**YOUR GOAL**: Restate every entry word for word.

**ENTRIES**:
** BEGIN **
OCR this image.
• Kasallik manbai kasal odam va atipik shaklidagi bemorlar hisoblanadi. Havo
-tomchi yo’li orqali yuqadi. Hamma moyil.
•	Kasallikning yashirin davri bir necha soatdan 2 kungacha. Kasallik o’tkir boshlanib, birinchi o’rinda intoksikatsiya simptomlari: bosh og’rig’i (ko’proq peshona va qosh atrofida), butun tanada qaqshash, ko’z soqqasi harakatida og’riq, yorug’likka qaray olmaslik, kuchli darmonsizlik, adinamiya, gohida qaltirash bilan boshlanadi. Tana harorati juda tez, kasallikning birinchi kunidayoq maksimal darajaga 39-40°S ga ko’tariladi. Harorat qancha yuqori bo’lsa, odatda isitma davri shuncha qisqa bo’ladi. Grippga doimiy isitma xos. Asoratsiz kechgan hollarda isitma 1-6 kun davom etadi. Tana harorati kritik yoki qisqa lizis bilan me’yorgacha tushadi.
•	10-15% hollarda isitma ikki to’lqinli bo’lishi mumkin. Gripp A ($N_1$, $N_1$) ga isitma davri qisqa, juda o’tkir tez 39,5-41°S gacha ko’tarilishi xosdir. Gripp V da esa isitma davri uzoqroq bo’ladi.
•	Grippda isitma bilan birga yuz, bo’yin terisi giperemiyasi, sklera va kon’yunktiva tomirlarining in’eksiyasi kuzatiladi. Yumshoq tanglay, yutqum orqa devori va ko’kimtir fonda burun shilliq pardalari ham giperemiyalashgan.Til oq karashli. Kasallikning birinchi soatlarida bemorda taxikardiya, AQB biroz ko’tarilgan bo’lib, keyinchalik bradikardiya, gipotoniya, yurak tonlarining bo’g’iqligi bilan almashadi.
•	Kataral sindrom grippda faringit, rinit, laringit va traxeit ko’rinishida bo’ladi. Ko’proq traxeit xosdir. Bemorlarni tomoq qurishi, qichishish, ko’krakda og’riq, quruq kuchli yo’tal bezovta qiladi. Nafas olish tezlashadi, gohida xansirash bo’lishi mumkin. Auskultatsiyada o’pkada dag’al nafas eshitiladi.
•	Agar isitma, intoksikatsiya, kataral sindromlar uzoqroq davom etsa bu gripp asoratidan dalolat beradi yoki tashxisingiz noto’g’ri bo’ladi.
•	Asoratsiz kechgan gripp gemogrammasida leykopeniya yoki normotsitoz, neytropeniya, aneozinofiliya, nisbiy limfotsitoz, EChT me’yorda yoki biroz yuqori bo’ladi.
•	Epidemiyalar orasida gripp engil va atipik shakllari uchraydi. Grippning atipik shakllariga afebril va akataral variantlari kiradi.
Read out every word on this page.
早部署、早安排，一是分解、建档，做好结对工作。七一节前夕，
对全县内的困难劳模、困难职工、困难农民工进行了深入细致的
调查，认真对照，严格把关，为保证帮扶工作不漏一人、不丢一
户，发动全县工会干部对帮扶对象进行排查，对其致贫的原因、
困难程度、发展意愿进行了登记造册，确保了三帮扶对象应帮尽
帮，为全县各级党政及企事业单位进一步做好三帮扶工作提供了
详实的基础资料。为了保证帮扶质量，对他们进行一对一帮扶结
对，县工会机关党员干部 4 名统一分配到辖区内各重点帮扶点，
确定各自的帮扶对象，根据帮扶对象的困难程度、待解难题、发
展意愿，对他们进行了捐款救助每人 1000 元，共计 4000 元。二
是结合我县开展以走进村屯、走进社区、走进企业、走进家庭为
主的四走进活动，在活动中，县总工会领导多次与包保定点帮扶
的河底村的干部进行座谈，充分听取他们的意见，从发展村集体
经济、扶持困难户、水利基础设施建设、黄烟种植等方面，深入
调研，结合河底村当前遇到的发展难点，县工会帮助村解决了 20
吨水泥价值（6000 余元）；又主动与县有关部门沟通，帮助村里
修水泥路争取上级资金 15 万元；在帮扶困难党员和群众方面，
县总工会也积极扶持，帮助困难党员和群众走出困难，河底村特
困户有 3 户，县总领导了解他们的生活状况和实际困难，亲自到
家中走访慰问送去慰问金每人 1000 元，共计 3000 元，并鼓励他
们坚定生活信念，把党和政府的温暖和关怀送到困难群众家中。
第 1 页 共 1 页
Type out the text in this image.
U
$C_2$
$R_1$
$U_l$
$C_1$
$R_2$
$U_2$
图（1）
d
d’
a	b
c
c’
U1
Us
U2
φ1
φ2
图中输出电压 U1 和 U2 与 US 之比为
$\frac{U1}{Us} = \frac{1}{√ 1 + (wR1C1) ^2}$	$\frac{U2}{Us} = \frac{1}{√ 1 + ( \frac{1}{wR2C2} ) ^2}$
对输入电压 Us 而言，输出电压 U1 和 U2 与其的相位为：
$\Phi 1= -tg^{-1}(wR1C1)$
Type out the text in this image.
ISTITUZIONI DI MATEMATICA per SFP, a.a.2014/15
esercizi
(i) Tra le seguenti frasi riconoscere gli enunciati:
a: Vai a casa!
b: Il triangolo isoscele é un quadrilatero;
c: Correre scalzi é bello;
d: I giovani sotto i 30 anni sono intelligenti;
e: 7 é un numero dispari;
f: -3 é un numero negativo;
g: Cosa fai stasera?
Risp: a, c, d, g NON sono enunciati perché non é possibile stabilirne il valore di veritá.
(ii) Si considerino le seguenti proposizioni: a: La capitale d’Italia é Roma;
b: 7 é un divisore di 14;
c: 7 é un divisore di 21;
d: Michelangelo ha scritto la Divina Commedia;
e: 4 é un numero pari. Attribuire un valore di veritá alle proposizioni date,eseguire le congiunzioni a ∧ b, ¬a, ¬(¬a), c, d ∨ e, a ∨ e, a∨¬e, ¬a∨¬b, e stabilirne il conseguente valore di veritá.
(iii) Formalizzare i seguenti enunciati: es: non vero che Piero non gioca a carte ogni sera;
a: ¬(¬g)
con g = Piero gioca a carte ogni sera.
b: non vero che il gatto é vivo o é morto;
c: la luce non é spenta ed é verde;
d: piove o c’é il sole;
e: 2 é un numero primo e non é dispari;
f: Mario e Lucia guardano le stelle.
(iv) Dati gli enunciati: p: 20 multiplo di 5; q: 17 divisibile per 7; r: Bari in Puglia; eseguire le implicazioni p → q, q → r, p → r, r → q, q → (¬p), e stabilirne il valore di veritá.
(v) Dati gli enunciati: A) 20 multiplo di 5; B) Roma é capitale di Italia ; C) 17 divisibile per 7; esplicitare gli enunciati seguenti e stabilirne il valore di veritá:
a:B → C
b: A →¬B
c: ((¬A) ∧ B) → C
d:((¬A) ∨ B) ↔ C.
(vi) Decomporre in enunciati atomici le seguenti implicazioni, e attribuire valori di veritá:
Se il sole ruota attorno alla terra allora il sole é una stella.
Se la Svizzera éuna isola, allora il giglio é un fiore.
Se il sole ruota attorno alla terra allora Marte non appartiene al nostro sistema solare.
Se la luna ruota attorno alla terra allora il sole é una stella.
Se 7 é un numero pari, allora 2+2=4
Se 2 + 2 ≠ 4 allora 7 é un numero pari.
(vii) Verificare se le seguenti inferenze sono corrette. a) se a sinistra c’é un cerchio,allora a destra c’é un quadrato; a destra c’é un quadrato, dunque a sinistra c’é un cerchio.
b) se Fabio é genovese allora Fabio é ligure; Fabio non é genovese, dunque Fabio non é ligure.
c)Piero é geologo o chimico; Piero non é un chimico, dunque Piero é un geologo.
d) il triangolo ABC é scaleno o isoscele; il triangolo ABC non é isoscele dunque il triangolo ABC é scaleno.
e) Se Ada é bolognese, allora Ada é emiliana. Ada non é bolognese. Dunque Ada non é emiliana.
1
** END **
**THE REPLY**:
OCR this image.
• Kasallik manbai kasal odam va atipik shaklidagi bemorlar hisoblanadi. Havo
-tomchi yo’li orqali yuqadi. Hamma moyil.
•	Kasallikning yashirin davri bir necha soatdan 2 kungacha. Kasallik o’tkir boshlanib, birinchi o’rinda intoksikatsiya simptomlari: bosh og’rig’i (ko’proq peshona va qosh atrofida), butun tanada qaqshash, ko’z soqqasi harakatida og’riq, yorug’likka qaray olmaslik, kuchli darmonsizlik, adinamiya, gohida qaltirash bilan boshlanadi. Tana harorati juda tez, kasallikning birinchi kunidayoq maksimal darajaga 39-40°S ga ko’tariladi. Harorat qancha yuqori bo’lsa, odatda isitma davri shuncha qisqa bo’ladi. Grippga doimiy isitma xos. Asoratsiz kechgan hollarda isitma 1-6 kun davom etadi. Tana harorati kritik yoki qisqa lizis bilan me’yorgacha tushadi.
•	10-15% hollarda isitma ikki to’lqinli bo’lishi mumkin. Gripp A ($N_1$, $N_1$) ga isitma davri qisqa, juda o’tkir tez 39,5-41°S gacha ko’tarilishi xosdir. Gripp V da esa isitma davri uzoqroq bo’ladi.
•	Grippda isitma bilan birga yuz, bo’yin terisi giperemiyasi, sklera va kon’yunktiva tomirlarining in’eksiyasi kuzatiladi. Yumshoq tanglay, yutqum orqa devori va ko’kimtir fonda burun shilliq pardalari ham giperemiyalashgan.Til oq karashli. Kasallikning birinchi soatlarida bemorda taxikardiya, AQB biroz ko’tarilgan bo’lib, keyinchalik bradikardiya, gipotoniya, yurak tonlarining bo’g’iqligi bilan almashadi.
•	Kataral sindrom grippda faringit, rinit, laringit va traxeit ko’rinishida bo’ladi. Ko’proq traxeit xosdir. Bemorlarni tomoq qurishi, qichishish, ko’krakda og’riq, quruq kuchli yo’tal bezovta qiladi. Nafas olish tezlashadi, gohida xansirash bo’lishi mumkin. Auskultatsiyada o’pkada dag’al nafas eshitiladi.
•	Agar isitma, intoksikatsiya, kataral sindromlar uzoqroq davom etsa bu gripp asoratidan dalolat beradi yoki tashxisingiz noto’g’ri bo’ladi.
•	Asoratsiz kechgan gripp gemogrammasida leykopeniya yoki normotsitoz, neytropeniya, aneozinofiliya, nisbiy limfotsitoz, EChT me’yorda yoki biroz yuqori bo’ladi.
•	Epidemiyalar orasida gripp engil va atipik shakllari uchraydi. Grippning atipik shakllariga afebril va akataral variantlari kiradi.
Read out every word on this page.
早部署、早安排，一是分解、建档，做好结对工作。七一节前夕，
对全县内的困难劳模、困难职工、困难农民工进行了深入细致的
调查，认真对照，严格把关，为保证帮扶工作不漏一人、不丢一
户，发动全县工会干部对帮扶对象进行排查，对其致贫的原因、
困难程度、发展意愿进行了登记造册，确保了三帮扶对象应帮尽
帮，为全县各级党政及企事业单位进一步做好三帮扶工作提供了
详实的基础资料。为了保证帮扶质量，对他们进行一对一帮扶结
对，县工会机关党员干部 4 名统一分配到辖区内各重点帮扶点，
确定各自的帮扶对象，根据帮扶对象的困难程度、待解难题、发
展意愿，对他们进行了捐款救助每人 1000 元，共计 4000 元。二
是结合我县开展以走进村屯、走进社区、走进企业、走进家庭为
主的四走进活动，在活动中，县总工会领导多次与包保定点帮扶
的河底村的干部进行座谈，充分听取他们的意见，从发展村集体
经济、扶持困难户、水利基础设施建设、黄烟种植等方面，深入
调研，结合河底村当前遇到的发展难点，县工会帮助村解决了 20
吨水泥价值（6000 余元）；又主动与县有关部门沟通，帮助村里
修水泥路争取上级资金 15 万元；在帮扶困难党员和群众方面，
县总工会也积极扶持，帮助困难党员和群众走出困难，河底村特
困户有 3 户，县总领导了解他们的生活状况和实际困难，亲自到
家中走访慰问送去慰问金每人 1000 元，共计 3000 元，并鼓励他
们坚定生活信念，把党和政府的温暖和关怀送到困难群众家中。
第 1 页 共 1 页
Type out the text in this image.
U
$C_2$
$R_1$
$U_l$
$C_1$
$R_2$
$U_2$
图（1）
d
d’
a	b
c
c’
U1
Us
U2
φ1
φ2
图中输出电压 U1 和 U2 与 US 之比为
$\frac{U1}{Us} = \frac{1}{√ 1 + (wR1C1) ^2}$	$\frac{U2}{Us} = \frac{1}{√ 1 + ( \frac{1}{wR2C2} ) ^2}$
对输入电压 Us 而言，输出电压 U1 和 U2 与其的相位为：
$\Phi 1= -tg^{-1}(wR1C1)$
Type out the text in this image.
ISTITUZIONI DI MATEMATICA per SFP, a.a.2014/15
esercizi
(i) Tra le seguenti frasi riconoscere gli enunciati:
a: Vai a casa!
b: Il triangolo isoscele é un quadrilatero;
c: Correre scalzi é bello;
d: I giovani sotto i 30 anni sono intelligenti;
e: 7 é un numero dispari;
f: -3 é un numero negativo;
g: Cosa fai stasera?
Risp: a, c, d, g NON sono enunciati perché non é possibile stabilirne il valore di veritá.
(ii) Si considerino le seguenti proposizioni: a: La capitale d’Italia é Roma;
b: 7 é un divisore di 14;
c: 7 é un divisore di 21;
d: Michelangelo ha scritto la Divina Commedia;
e: 4 é un numero pari. Attribuire un valore di veritá alle proposizioni date,eseguire le congiunzioni a ∧ b, ¬a, ¬(¬a), c, d ∨ e, a ∨ e, a∨¬e, ¬a∨¬b, e stabilirne il conseguente valore di veritá.
(iii) Formalizzare i seguenti enunciati: es: non vero che Piero non gioca a carte ogni sera;
a: ¬(¬g)
con g = Piero gioca a carte ogni sera.
b: non vero che il gatto é vivo o é morto;
c: la luce non é spenta ed é verde;
d: piove o c’é il sole;
e: 2 é un numero primo e non é dispari;
f: Mario e Lucia guardano le stelle.
(iv) Dati gli enunciati: p: 20 multiplo di 5; q: 17 divisibile per 7; r: Bari in Puglia; eseguire le implicazioni p → q, q → r, p → r, r → q, q → (¬p), e stabilirne il valore di veritá.
(v) Dati gli enunciati: A) 20 multiplo di 5; B) Roma é capitale di Italia ; C) 17 divisibile per 7; esplicitare gli enunciati seguenti e stabilirne il valore di veritá:
a:B → C
b: A →¬B
c: ((¬A) ∧ B) → C
d:((¬A) ∨ B) ↔ C.
(vi) Decomporre in enunciati atomici le seguenti implicazioni, e attribuire valori di veritá:
Se il sole ruota attorno alla terra allora il sole é una stella.
Se la Svizzera éuna isola, allora il giglio é un fiore.
Se il sole ruota attorno alla terra allora Marte non appartiene al nostro sistema solare.
Se la luna ruota attorno alla terra allora il sole é una stella.
Se 7 é un numero pari, allora 2+2=4
Se 2 + 2 ≠ 4 allora 7 é un numero pari.
(vii) Verificare se le seguenti inferenze sono corrette. a) se a sinistra c’é un cerchio,allora a destra c’é un quadrato; a destra c’é un quadrato, dunque a sinistra c’é un cerchio.
b) se Fabio é genovese allora Fabio é ligure; Fabio non é genovese, dunque Fabio non é ligure.
c)Piero é geologo o chimico; Piero non é un chimico, dunque Piero é un geologo.
d) il triangolo ABC é scaleno o isoscele; il triangolo ABC non é isoscele dunque il triangolo ABC é scaleno.
e) Se Ada é bolognese, allora Ada é emiliana. Ada non é bolognese. Dunque Ada non é emiliana.
1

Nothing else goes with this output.